# [Extrait présenté]
.....
Cathédrale de Königsberg © Adrien Laëthier

Un peu d’histoire

Si l’histoire de Kaliningrad ne commence qu’en 1945 après son annexion par l’URSS et avec sa nouvelle appellation liée à l’homme politique soviétique Mikhaïl Kalinin, la ville possède une histoire riche tirée de son époque prussienne lorsqu’elle s’appelait Königsberg.

C’est d’ailleurs l’ordre des Chevaliers teutoniques qui va créer la ville après avoir rasé un village païen qu’il avait pu occuper sur demande des souverains de Pologne et de Bohême. Stratégiquement placée, la ville va devenir au fur et à mesure de son développement la capitale de l’Ordre Teutonique, elle va également rejoindre la ligue hanséatique alors qu’elle fait partie à la fin du moyen-âge d’une Prusse-Orientale unifiée.

A l’approche du dix-huitième siècle, la Prusse devient un Royaume sous Frédéric Premier et Königsberg est choisie comme capitale. Malgré quelques guerres, c’est à cet époque que la ville connaît son apogée, tant d’un point de vue militaire que culturel, Emmanuel Kant, le philosophe, en est notamment originaire (et il est toujours possible aujourd’hui d’y voir sa tombe). Sa position stratégique va tout de même lui valoir de nombreux sièges, mais elle va également servir de base de repli stratégique, notamment pour les armées prussiennes battues par Napoléon.

Königsberg © Archiv Corps Masovia

A la fin du dix-neuvième siècle, la ville, avec sa province, intègre l’Empire allemand au sein duquel elle va rester un peu plus de sept décennies avant que son histoire moderne ne débute. Elle est un objectif majeur tout au long de la guerre pour les armées soviétiques et fut complètement détruite pendant la guerre par ces dernières appuyées par des bombardements britanniques et américains. Capitulant le 9 avril 1945, la ville est occupée par l’URSS qui la reçoit comme réparation de guerre, la renomme Kaliningrad, y chasse la quasi-totalité de la population allemande pour y installer une population hétéroclite venue de toute l’Union, mais à forte majorité russe.

Aujourd’hui la ville est une des rares à avoir conservé son nom soviétique (les habitants rejetant le retour à un nom étranger historique) et est très majoritairement peuplée de Russes. Elle représente toujours un point stratégique important pour l’État russe, car cet exclave est aujourd’hui totalement enclavé dans l’Union européenne, entre Pologne et Lituanie.

La culture

Le plus important de la visite culturelle de la ville, pour moi, reste de se balader dans la ville à la recherche des restes de l’époque prussienne. La ville abrite de nombreuses portes, vestiges de l’ancienne fortification de la ville qui avait été détruite par les Allemands car devenue inutile. Les portes sont au nombre de sept dont celle dite de « Friedland ». En plus de ces murs de briques, l’histoire a laissé de nombreux vestiges comme certains bâtiments du centre-ville dont vous apprécierez le contraste avec l’architecture soviétique.
.....
# [Données fournies]
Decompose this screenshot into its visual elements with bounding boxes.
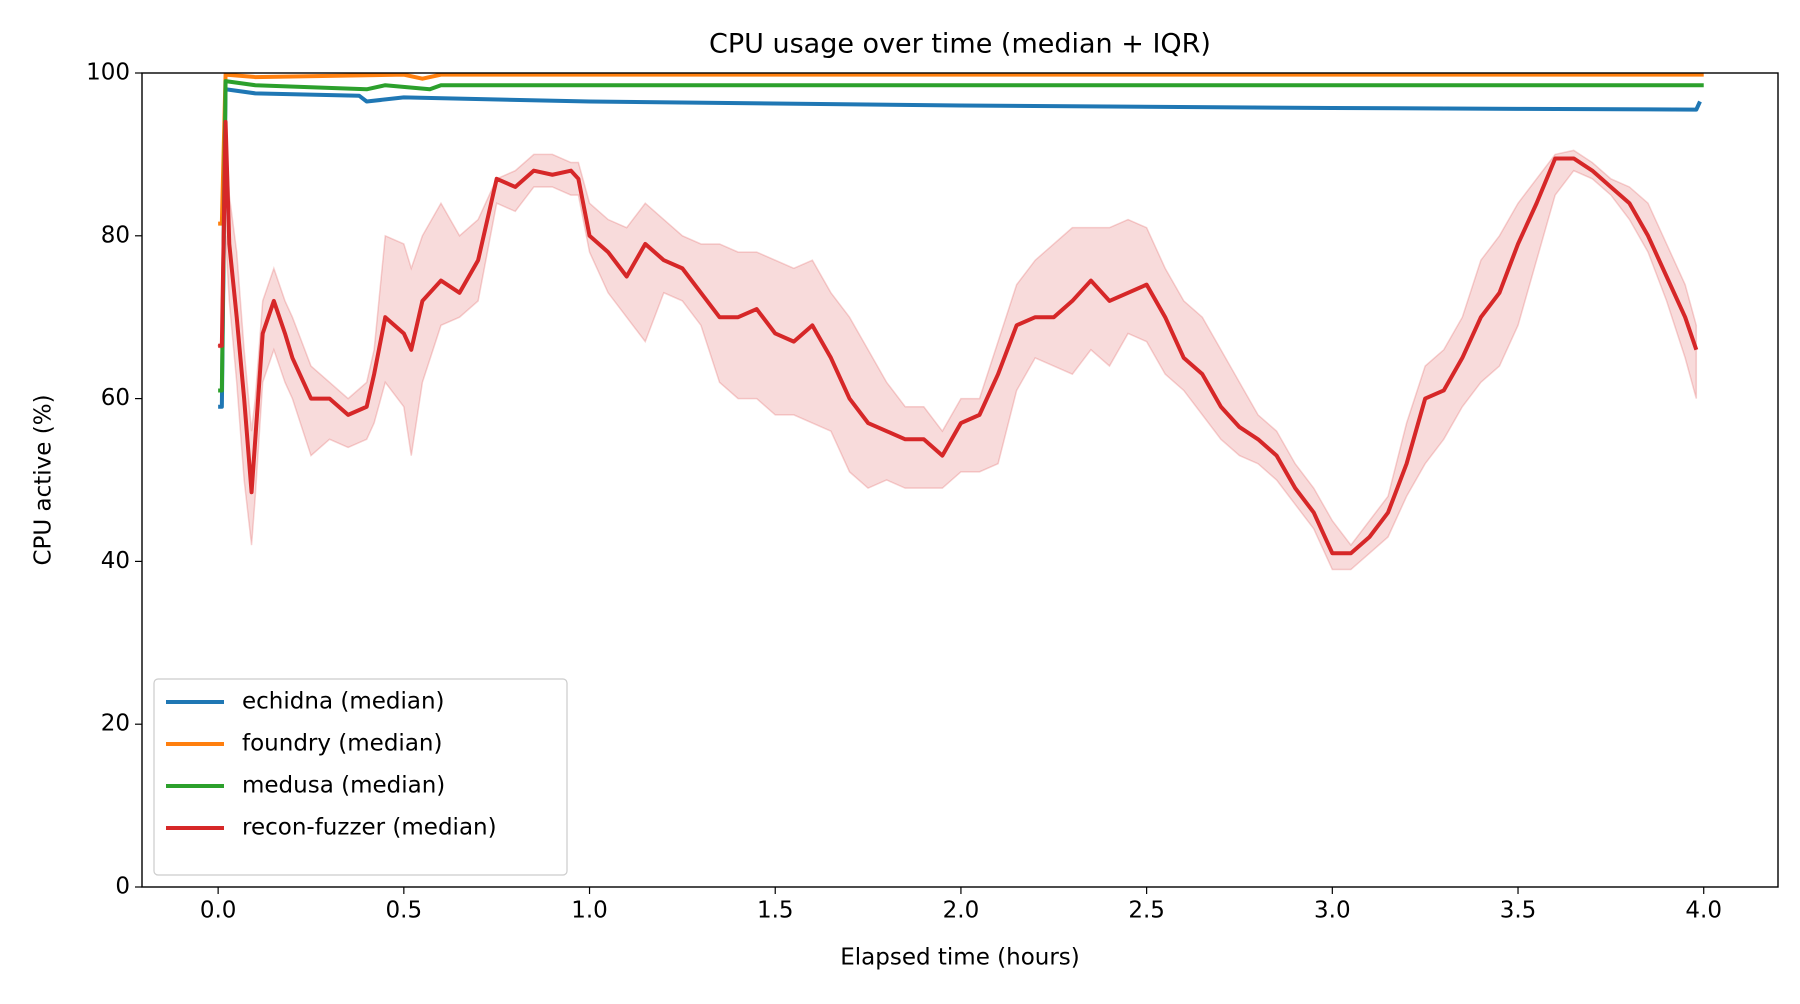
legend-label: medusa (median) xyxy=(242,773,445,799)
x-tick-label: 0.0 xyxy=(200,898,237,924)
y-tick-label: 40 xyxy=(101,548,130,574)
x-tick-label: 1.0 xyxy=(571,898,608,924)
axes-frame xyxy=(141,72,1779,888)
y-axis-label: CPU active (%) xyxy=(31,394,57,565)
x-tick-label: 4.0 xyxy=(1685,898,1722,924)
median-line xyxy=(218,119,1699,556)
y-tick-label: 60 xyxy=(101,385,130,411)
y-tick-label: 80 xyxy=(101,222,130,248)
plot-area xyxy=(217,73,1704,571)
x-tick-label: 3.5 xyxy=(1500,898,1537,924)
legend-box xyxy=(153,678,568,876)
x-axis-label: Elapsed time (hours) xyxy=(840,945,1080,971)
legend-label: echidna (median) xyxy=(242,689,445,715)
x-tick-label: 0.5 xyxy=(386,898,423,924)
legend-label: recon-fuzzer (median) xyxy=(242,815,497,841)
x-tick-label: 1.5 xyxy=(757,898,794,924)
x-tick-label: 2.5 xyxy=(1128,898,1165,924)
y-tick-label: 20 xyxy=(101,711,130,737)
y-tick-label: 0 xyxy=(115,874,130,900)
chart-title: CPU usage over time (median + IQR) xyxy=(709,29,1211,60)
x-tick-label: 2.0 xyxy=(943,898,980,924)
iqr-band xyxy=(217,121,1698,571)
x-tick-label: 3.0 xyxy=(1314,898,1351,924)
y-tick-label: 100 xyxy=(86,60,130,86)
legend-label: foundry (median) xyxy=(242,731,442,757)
.....
Recopiez le passage du texte sur Kaliningrad allant de « Königsberg © Archiv » jusqu’à « à forte majorité russe. » inclus, en remplaçant « URSS » par « Union soviétique », s’il vous plaît.

# [Résultat]
Königsberg © Archiv Corps Masovia

A la fin du dix-neuvième siècle, la ville, avec sa province, intègre l’Empire allemand au sein duquel elle va rester un peu plus de sept décennies avant que son histoire moderne ne débute. Elle est un objectif majeur tout au long de la guerre pour les armées soviétiques et fut complètement détruite pendant la guerre par ces dernières appuyées par des bombardements britanniques et américains. Capitulant le 9 avril 1945, la ville est occupée par l’Union soviétique qui la reçoit comme réparation de guerre, la renomme Kaliningrad, y chasse la quasi-totalité de la population allemande pour y installer une population hétéroclite venue de toute l’Union, mais à forte majorité russe.